> Task instructions: What lines of the data hold the string "scenarios"? Pull each one out.

> Supplied information:
..........

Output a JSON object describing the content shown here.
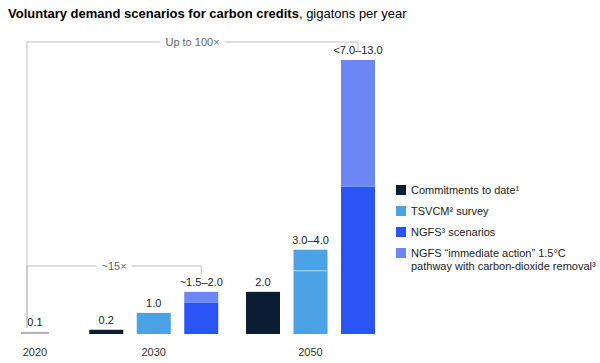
{
  "chart_data": {
    "type": "bar",
    "title": "Voluntary demand scenarios for carbon credits",
    "subtitle": ", gigatons per year",
    "categories": [
      "2020",
      "2030",
      "2050"
    ],
    "stacked": true,
    "data_labels": true,
    "tick_labels": "x",
    "grid": false,
    "legend": "right",
    "series": [
      {
        "color": "#b3b3b3",
        "values": [
          0.1,
          null,
          null
        ],
        "value_labels": [
          "0.1",
          null,
          null
        ]
      },
      {
        "name": "Commitments to date¹",
        "color": "#0b1d30",
        "values": [
          null,
          0.2,
          2.0
        ],
        "value_labels": [
          null,
          "0.2",
          "2.0"
        ]
      },
      {
        "name": "TSVCM² survey",
        "color": "#4ba3e6",
        "values": [
          null,
          1.0,
          3.0
        ],
        "upper": [
          null,
          null,
          4.0
        ],
        "value_labels": [
          null,
          "1.0",
          "3.0–4.0"
        ]
      },
      {
        "name": "NGFS³ scenarios",
        "color": "#2a55f4",
        "values": [
          null,
          1.5,
          7.0
        ],
        "value_labels": [
          null,
          "~1.5–2.0",
          "<7.0–13.0"
        ]
      },
      {
        "name": "NGFS “immediate action” 1.5°C pathway with carbon-dioxide removal³",
        "color": "#6d87f6",
        "values": [
          null,
          0.5,
          6.0
        ]
      }
    ],
    "annotations": [
      {
        "text": "Up to 100×"
      },
      {
        "text": "~15×"
      }
    ]
  }
}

..........

> Solution to this problem:
    "title": "Voluntary demand scenarios for carbon credits",
        "name": "NGFS³ scenarios",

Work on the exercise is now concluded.